[Data records]
|---|

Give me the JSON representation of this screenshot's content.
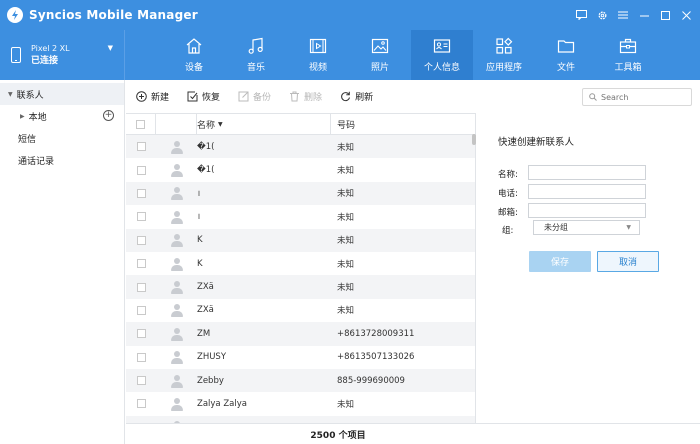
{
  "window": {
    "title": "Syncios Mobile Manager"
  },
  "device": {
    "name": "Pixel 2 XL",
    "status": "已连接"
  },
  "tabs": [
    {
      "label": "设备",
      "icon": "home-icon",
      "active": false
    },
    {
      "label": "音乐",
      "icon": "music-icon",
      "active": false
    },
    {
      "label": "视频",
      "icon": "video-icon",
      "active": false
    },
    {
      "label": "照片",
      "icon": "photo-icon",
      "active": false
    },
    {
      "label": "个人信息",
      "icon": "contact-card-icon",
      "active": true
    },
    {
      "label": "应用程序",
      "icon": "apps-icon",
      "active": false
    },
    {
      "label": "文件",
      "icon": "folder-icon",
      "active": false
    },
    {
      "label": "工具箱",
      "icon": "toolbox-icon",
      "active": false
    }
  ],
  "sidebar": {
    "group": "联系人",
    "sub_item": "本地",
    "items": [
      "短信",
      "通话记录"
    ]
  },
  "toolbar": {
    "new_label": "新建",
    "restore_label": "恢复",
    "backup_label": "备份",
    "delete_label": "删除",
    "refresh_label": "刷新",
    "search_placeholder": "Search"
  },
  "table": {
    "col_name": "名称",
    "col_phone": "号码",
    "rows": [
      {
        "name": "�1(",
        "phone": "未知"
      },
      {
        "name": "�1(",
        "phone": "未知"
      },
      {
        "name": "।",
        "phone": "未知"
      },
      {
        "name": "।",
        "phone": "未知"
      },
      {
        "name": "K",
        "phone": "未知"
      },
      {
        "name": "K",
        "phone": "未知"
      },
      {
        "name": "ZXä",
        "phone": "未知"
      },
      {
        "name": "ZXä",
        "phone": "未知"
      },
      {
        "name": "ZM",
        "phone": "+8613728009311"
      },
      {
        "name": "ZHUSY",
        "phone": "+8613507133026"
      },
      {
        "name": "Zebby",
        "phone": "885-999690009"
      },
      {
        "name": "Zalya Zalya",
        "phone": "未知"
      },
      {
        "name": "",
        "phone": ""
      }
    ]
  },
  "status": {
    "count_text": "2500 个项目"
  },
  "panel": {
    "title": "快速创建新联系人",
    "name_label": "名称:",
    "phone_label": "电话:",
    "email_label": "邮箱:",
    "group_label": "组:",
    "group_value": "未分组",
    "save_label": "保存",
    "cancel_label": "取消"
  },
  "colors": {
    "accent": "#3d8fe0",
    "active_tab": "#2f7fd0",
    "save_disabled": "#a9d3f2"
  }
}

|---|

### [Required task]
Which lines in the listing above hold the word "icon"? Show each of them.

### [Problem solution]
      "icon": "home-icon",
      "icon": "music-icon",
      "icon": "video-icon",
      "icon": "photo-icon",
      "icon": "contact-card-icon",
      "icon": "apps-icon",
      "icon": "folder-icon",
      "icon": "toolbox-icon",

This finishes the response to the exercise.